### Items from a data source:
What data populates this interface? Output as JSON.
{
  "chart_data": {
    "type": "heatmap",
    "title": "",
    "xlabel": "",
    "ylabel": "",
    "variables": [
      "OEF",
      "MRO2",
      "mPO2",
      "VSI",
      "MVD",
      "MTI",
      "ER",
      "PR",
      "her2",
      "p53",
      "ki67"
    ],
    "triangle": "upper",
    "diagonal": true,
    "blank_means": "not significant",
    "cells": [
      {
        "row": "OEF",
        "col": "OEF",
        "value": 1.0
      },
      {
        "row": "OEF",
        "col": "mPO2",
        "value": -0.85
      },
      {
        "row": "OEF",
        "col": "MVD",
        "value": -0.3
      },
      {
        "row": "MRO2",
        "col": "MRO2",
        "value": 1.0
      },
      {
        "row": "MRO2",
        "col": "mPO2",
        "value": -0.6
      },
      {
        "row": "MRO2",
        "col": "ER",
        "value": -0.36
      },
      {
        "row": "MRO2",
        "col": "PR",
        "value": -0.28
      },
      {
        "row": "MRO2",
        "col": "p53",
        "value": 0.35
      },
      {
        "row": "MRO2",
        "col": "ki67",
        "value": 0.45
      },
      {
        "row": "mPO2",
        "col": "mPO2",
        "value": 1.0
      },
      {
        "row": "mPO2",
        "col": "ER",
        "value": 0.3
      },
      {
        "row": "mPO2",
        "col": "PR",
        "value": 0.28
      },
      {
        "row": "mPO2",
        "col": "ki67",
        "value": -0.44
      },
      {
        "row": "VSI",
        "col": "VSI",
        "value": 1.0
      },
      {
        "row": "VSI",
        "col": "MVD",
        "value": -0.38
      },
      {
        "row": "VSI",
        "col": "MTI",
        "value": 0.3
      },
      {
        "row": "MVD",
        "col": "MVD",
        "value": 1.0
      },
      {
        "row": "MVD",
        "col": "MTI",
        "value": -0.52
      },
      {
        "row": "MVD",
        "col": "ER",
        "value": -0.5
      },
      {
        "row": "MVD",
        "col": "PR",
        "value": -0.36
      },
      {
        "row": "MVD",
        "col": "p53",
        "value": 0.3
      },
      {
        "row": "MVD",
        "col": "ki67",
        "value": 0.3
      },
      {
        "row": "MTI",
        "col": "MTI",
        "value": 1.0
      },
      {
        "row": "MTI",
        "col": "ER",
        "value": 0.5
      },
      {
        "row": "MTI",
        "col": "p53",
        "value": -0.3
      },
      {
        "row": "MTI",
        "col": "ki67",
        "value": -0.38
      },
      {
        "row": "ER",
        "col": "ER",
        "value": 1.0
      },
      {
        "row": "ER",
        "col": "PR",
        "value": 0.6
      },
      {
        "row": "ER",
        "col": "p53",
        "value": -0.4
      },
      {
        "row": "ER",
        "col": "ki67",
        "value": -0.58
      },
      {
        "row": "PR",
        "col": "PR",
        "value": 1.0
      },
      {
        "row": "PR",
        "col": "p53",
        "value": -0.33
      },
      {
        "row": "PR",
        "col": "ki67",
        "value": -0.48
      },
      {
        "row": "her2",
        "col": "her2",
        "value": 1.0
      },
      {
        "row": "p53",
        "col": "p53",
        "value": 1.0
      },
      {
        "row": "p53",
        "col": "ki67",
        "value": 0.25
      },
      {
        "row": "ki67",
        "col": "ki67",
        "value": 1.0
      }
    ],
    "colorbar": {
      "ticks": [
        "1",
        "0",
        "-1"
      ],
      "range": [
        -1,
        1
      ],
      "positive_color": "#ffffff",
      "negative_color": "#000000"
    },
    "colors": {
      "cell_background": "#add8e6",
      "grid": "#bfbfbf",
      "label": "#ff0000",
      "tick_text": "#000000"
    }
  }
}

### YOUR INSTRUCTIONS:
Print every entry exactly as it appears.

### TASK RESPONSE:
What data populates this interface? Output as JSON.
{
  "chart_data": {
    "type": "heatmap",
    "title": "",
    "xlabel": "",
    "ylabel": "",
    "variables": [
      "OEF",
      "MRO2",
      "mPO2",
      "VSI",
      "MVD",
      "MTI",
      "ER",
      "PR",
      "her2",
      "p53",
      "ki67"
    ],
    "triangle": "upper",
    "diagonal": true,
    "blank_means": "not significant",
    "cells": [
      {
        "row": "OEF",
        "col": "OEF",
        "value": 1.0
      },
      {
        "row": "OEF",
        "col": "mPO2",
        "value": -0.85
      },
      {
        "row": "OEF",
        "col": "MVD",
        "value": -0.3
      },
      {
        "row": "MRO2",
        "col": "MRO2",
        "value": 1.0
      },
      {
        "row": "MRO2",
        "col": "mPO2",
        "value": -0.6
      },
      {
        "row": "MRO2",
        "col": "ER",
        "value": -0.36
      },
      {
        "row": "MRO2",
        "col": "PR",
        "value": -0.28
      },
      {
        "row": "MRO2",
        "col": "p53",
        "value": 0.35
      },
      {
        "row": "MRO2",
        "col": "ki67",
        "value": 0.45
      },
      {
        "row": "mPO2",
        "col": "mPO2",
        "value": 1.0
      },
      {
        "row": "mPO2",
        "col": "ER",
        "value": 0.3
      },
      {
        "row": "mPO2",
        "col": "PR",
        "value": 0.28
      },
      {
        "row": "mPO2",
        "col": "ki67",
        "value": -0.44
      },
      {
        "row": "VSI",
        "col": "VSI",
        "value": 1.0
      },
      {
        "row": "VSI",
        "col": "MVD",
        "value": -0.38
      },
      {
        "row": "VSI",
        "col": "MTI",
        "value": 0.3
      },
      {
        "row": "MVD",
        "col": "MVD",
        "value": 1.0
      },
      {
        "row": "MVD",
        "col": "MTI",
        "value": -0.52
      },
      {
        "row": "MVD",
        "col": "ER",
        "value": -0.5
      },
      {
        "row": "MVD",
        "col": "PR",
        "value": -0.36
      },
      {
        "row": "MVD",
        "col": "p53",
        "value": 0.3
      },
      {
        "row": "MVD",
        "col": "ki67",
        "value": 0.3
      },
      {
        "row": "MTI",
        "col": "MTI",
        "value": 1.0
      },
      {
        "row": "MTI",
        "col": "ER",
        "value": 0.5
      },
      {
        "row": "MTI",
        "col": "p53",
        "value": -0.3
      },
      {
        "row": "MTI",
        "col": "ki67",
        "value": -0.38
      },
      {
        "row": "ER",
        "col": "ER",
        "value": 1.0
      },
      {
        "row": "ER",
        "col": "PR",
        "value": 0.6
      },
      {
        "row": "ER",
        "col": "p53",
        "value": -0.4
      },
      {
        "row": "ER",
        "col": "ki67",
        "value": -0.58
      },
      {
        "row": "PR",
        "col": "PR",
        "value": 1.0
      },
      {
        "row": "PR",
        "col": "p53",
        "value": -0.33
      },
      {
        "row": "PR",
        "col": "ki67",
        "value": -0.48
      },
      {
        "row": "her2",
        "col": "her2",
        "value": 1.0
      },
      {
        "row": "p53",
        "col": "p53",
        "value": 1.0
      },
      {
        "row": "p53",
        "col": "ki67",
        "value": 0.25
      },
      {
        "row": "ki67",
        "col": "ki67",
        "value": 1.0
      }
    ],
    "colorbar": {
      "ticks": [
        "1",
        "0",
        "-1"
      ],
      "range": [
        -1,
        1
      ],
      "positive_color": "#ffffff",
      "negative_color": "#000000"
    },
    "colors": {
      "cell_background": "#add8e6",
      "grid": "#bfbfbf",
      "label": "#ff0000",
      "tick_text": "#000000"
    }
  }
}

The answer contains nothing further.